WRITTEN EXERCISE :: Copy out verbatim the part of the data that opens with its first line and closes with the line containing "Text: LSTM: LSTM: [464, 342, 505, 357]", both included.
>> Begin
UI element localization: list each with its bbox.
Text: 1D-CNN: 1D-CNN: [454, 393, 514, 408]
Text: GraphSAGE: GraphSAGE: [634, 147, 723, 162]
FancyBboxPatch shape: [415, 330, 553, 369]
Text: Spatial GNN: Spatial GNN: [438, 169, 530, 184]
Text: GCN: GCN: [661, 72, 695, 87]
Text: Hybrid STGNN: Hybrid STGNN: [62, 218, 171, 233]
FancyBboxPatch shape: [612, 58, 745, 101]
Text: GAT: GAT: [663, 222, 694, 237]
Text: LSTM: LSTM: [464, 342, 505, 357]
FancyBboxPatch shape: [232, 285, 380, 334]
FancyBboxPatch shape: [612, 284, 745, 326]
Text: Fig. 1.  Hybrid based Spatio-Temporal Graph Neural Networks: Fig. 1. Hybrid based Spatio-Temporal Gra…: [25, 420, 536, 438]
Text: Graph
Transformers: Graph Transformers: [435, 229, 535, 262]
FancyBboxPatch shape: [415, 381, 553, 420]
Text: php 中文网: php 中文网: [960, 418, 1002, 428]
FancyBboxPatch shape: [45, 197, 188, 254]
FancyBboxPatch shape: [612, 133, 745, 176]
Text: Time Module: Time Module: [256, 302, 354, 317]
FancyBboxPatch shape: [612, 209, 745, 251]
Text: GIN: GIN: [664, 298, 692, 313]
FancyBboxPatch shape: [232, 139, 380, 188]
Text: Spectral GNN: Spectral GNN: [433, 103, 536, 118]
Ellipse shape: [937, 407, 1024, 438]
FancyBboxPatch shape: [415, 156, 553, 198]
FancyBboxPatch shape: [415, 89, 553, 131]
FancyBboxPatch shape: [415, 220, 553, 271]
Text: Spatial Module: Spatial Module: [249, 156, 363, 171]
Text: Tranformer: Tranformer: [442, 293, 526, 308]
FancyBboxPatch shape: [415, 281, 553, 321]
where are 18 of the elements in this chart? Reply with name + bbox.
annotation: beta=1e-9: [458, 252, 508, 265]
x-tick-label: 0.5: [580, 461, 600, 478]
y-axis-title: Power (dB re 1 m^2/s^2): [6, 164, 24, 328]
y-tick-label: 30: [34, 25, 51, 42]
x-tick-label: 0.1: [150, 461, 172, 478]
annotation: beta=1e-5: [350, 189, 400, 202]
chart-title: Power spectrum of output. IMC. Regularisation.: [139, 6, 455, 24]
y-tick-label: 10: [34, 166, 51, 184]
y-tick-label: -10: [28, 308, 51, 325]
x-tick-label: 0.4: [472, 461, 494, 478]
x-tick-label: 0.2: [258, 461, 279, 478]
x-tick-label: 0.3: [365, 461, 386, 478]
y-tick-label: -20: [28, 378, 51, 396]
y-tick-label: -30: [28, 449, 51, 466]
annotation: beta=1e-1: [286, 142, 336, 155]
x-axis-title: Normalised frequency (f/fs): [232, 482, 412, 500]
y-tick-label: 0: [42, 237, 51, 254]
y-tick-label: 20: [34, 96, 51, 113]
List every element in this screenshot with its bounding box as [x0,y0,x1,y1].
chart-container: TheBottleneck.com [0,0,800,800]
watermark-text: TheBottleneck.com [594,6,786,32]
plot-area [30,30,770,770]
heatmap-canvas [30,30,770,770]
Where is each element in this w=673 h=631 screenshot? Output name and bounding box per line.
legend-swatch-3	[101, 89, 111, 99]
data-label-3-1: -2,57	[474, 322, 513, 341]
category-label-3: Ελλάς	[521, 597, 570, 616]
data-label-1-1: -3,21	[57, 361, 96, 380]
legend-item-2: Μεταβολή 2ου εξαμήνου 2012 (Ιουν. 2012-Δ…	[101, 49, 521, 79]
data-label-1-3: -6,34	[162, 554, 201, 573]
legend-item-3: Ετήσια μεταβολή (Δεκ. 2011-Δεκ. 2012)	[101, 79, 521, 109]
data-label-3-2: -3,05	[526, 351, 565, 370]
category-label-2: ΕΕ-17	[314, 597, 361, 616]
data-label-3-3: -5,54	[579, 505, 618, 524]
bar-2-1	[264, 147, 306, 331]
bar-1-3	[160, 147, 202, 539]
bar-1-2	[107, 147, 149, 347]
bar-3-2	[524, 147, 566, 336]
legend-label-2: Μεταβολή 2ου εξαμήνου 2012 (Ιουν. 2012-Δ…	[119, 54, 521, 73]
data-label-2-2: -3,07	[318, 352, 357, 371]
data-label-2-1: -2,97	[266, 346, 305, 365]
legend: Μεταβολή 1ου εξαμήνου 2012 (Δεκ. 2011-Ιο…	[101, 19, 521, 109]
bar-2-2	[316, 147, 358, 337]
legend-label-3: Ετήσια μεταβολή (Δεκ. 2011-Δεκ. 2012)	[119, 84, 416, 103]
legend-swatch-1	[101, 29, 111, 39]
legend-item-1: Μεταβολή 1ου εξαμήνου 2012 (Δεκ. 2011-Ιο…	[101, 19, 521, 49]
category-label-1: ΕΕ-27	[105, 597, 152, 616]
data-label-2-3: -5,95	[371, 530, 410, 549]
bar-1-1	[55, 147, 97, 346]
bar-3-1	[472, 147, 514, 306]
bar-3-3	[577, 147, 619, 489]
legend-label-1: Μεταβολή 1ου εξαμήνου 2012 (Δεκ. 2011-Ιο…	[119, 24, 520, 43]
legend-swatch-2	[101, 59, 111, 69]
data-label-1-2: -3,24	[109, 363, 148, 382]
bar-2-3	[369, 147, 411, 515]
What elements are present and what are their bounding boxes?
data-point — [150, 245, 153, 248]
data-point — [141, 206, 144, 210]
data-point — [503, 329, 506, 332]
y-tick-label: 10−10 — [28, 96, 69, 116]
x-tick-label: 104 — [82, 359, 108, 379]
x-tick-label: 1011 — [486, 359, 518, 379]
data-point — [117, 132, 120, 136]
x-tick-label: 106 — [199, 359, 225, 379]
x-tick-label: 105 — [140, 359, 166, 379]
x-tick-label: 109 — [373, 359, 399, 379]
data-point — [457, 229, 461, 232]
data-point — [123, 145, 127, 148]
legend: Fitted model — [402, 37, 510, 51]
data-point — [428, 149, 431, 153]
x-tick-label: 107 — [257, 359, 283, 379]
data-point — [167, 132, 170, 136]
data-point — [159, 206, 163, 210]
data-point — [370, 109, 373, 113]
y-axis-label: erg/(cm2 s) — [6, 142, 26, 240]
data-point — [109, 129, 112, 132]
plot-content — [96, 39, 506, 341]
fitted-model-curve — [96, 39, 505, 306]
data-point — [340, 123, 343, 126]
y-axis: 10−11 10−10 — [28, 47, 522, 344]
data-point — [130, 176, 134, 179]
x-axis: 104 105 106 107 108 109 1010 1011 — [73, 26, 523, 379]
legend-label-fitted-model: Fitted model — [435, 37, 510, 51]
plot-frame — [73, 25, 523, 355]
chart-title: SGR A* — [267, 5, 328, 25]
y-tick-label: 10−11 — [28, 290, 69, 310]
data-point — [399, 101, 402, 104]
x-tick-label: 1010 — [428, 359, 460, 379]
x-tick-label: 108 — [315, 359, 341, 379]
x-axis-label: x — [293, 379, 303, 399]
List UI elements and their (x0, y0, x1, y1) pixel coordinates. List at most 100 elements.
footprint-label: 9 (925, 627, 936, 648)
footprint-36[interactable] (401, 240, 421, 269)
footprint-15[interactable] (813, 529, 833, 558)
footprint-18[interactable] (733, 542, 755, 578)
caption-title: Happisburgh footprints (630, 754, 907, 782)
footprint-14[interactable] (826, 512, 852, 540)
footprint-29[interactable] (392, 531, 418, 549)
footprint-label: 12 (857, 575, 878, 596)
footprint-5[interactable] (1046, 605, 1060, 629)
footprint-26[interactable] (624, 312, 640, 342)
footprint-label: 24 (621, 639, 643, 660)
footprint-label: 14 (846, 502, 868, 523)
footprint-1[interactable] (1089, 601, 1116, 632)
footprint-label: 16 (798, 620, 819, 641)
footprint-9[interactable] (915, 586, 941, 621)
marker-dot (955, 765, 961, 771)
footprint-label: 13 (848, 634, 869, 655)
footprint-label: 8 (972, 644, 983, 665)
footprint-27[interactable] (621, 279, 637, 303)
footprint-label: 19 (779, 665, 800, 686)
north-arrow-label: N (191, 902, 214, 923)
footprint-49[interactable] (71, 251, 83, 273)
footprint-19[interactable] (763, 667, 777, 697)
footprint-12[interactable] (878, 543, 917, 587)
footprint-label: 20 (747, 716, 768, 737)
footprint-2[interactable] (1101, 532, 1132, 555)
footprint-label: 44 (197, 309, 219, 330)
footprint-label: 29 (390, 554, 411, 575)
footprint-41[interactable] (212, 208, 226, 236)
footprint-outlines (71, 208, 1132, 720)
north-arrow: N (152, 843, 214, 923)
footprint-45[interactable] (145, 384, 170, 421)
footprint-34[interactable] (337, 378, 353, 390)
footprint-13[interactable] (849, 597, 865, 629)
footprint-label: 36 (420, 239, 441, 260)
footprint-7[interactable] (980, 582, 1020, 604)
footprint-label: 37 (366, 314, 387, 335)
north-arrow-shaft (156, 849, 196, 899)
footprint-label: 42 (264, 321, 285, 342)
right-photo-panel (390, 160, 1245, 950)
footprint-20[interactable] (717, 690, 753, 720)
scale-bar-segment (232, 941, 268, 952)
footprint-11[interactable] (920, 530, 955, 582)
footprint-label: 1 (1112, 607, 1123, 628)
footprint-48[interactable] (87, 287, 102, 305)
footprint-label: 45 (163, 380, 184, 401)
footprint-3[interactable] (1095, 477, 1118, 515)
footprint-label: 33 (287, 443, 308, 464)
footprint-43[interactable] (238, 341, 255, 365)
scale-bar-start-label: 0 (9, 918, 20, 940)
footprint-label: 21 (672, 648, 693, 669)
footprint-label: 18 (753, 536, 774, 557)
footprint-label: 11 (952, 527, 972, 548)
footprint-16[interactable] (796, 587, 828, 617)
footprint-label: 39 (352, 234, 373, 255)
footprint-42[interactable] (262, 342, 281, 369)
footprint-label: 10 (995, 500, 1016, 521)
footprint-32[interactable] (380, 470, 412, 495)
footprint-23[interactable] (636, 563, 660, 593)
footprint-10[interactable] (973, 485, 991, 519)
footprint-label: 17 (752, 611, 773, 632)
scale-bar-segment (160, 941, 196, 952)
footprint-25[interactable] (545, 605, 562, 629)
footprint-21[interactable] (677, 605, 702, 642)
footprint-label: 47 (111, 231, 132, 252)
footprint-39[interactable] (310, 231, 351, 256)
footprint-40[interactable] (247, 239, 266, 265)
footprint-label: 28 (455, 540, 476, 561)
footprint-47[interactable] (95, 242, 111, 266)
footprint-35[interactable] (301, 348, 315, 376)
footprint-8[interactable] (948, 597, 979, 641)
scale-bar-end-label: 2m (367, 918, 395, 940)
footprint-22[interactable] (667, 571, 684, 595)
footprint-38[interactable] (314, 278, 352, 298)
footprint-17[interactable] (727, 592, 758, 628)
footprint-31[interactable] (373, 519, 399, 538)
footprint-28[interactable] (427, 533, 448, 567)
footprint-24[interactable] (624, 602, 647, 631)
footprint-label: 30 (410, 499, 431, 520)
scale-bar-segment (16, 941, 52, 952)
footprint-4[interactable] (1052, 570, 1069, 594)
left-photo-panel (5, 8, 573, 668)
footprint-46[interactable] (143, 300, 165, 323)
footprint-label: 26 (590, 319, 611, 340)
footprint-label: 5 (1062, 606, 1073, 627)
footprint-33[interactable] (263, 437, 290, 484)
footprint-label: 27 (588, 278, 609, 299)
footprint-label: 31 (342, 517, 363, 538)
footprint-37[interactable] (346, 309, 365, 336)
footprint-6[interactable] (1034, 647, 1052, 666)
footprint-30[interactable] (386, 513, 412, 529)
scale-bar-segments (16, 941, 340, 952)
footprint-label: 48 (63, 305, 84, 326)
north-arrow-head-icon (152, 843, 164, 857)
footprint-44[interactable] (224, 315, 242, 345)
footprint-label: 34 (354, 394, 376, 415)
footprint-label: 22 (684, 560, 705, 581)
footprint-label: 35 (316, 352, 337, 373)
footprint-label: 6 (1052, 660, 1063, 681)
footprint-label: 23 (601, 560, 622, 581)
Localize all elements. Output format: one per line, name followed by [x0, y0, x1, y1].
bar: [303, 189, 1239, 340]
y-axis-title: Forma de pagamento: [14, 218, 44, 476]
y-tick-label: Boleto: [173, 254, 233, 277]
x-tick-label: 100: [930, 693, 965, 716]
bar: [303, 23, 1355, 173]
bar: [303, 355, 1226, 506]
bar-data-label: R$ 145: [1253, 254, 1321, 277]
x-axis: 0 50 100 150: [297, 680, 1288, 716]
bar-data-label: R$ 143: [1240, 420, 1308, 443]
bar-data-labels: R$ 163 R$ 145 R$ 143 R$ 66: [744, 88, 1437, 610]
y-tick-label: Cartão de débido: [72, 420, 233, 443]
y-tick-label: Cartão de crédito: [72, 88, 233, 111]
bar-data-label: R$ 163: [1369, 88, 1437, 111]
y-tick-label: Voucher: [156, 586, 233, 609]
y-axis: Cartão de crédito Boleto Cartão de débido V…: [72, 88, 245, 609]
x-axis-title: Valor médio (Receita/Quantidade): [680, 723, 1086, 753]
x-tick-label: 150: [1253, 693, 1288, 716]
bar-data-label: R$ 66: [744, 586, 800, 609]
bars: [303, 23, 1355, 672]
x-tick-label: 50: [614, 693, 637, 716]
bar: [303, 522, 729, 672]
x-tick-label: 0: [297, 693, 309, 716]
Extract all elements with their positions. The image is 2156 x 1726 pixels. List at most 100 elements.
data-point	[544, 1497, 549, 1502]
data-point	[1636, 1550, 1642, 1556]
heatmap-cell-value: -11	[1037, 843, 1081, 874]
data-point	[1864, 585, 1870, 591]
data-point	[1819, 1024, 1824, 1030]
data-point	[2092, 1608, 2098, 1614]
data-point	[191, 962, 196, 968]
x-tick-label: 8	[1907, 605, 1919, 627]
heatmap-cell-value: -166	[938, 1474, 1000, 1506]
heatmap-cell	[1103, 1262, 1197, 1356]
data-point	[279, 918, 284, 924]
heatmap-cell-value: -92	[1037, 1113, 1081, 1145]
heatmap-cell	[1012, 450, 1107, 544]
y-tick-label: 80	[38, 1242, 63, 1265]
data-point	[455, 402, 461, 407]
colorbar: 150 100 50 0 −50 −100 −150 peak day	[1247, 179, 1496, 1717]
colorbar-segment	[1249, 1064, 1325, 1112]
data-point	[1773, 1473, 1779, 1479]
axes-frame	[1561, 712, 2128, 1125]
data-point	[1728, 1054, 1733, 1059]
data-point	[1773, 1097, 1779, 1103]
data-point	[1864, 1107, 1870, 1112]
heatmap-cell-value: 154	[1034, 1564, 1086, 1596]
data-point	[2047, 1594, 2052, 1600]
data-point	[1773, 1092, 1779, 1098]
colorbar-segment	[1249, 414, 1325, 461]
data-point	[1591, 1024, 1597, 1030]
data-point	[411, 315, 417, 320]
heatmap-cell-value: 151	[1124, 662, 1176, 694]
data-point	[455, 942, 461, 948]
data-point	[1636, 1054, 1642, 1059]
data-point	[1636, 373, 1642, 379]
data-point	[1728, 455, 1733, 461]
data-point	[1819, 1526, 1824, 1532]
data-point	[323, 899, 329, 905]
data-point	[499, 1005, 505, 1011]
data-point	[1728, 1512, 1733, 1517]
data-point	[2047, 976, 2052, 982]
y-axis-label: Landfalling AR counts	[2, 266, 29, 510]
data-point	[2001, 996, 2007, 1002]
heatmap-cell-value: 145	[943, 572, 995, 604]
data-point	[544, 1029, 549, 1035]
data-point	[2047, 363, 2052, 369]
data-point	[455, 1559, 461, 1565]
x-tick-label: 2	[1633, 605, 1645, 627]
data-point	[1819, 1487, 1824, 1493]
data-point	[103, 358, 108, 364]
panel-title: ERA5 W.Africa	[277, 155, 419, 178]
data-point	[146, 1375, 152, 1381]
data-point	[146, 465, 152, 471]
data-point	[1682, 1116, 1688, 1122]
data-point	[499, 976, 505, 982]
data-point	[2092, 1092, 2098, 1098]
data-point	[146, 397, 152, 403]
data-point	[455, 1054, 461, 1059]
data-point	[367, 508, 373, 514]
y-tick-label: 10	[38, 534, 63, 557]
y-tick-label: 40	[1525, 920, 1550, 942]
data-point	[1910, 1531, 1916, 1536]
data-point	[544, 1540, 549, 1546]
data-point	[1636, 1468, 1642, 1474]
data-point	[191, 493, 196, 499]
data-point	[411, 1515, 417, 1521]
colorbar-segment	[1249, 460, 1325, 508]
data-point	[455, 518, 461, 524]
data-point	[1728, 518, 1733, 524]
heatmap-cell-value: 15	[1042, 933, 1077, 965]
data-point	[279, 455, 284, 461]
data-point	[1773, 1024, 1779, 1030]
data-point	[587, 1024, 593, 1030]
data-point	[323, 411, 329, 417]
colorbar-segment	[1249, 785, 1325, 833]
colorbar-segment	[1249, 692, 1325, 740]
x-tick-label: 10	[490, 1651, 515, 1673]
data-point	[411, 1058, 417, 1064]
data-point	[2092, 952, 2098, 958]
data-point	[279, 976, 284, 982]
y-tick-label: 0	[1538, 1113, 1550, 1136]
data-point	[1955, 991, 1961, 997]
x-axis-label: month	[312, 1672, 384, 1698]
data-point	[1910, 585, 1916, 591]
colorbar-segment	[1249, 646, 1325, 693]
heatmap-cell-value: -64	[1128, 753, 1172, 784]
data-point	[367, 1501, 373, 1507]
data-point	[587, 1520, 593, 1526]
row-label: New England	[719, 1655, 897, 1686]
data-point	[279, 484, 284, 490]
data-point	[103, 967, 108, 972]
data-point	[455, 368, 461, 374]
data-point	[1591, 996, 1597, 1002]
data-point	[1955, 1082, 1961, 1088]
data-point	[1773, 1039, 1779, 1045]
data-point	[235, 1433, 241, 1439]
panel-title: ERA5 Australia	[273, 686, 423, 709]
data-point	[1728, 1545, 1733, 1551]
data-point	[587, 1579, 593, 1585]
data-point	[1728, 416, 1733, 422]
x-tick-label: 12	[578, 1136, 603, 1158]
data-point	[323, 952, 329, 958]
>> End
PROBLEM SOLUTION ::
UI element localization: list each with its bbox.
Text: 1D-CNN: 1D-CNN: [454, 393, 514, 408]
Text: GraphSAGE: GraphSAGE: [634, 147, 723, 162]
FancyBboxPatch shape: [415, 330, 553, 369]
Text: Spatial GNN: Spatial GNN: [438, 169, 530, 184]
Text: GCN: GCN: [661, 72, 695, 87]
Text: Hybrid STGNN: Hybrid STGNN: [62, 218, 171, 233]
FancyBboxPatch shape: [612, 58, 745, 101]
Text: GAT: GAT: [663, 222, 694, 237]
Text: LSTM: LSTM: [464, 342, 505, 357]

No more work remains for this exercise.